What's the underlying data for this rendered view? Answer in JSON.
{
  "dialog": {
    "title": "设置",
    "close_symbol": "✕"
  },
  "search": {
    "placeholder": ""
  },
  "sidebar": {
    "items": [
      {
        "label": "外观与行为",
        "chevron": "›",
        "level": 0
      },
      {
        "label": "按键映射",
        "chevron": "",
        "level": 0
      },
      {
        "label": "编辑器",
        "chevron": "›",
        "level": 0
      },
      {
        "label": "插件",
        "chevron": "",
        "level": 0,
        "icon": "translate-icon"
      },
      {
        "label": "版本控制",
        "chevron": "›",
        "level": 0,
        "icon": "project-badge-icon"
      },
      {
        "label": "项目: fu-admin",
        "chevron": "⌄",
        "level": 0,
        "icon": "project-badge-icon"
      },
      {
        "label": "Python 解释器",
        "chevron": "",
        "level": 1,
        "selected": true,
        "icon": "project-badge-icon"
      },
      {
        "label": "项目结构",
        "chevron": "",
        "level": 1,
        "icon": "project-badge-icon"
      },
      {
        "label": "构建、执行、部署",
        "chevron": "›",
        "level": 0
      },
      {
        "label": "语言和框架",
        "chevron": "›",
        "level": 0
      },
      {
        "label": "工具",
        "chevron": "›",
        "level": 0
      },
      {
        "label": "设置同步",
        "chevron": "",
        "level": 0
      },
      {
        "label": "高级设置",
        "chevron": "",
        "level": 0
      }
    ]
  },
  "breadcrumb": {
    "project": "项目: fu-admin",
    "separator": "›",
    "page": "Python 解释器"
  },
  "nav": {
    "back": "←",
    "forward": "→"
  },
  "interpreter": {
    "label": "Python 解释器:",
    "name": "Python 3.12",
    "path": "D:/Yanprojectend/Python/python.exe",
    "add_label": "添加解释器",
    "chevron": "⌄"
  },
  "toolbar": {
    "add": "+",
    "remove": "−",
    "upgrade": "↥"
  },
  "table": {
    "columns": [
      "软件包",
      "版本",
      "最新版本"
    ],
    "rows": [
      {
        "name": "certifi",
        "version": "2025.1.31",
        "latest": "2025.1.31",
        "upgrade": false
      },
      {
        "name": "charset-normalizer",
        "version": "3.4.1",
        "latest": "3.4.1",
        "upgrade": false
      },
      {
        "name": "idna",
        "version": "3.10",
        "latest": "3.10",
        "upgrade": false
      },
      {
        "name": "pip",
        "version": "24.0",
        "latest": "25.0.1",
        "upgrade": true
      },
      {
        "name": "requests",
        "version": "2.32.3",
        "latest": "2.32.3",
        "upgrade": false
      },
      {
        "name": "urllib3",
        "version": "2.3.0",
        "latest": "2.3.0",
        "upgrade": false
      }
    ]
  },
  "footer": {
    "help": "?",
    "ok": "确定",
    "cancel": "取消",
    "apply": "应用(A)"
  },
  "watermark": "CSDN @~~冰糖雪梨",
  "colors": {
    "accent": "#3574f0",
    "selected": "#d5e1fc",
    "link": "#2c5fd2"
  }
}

━━━━━━━━━━━━━━━━━━━━

§ **Task objective**
Return each line with "admin".

§ **Exercise output**
        "label": "项目: fu-admin",
    "project": "项目: fu-admin",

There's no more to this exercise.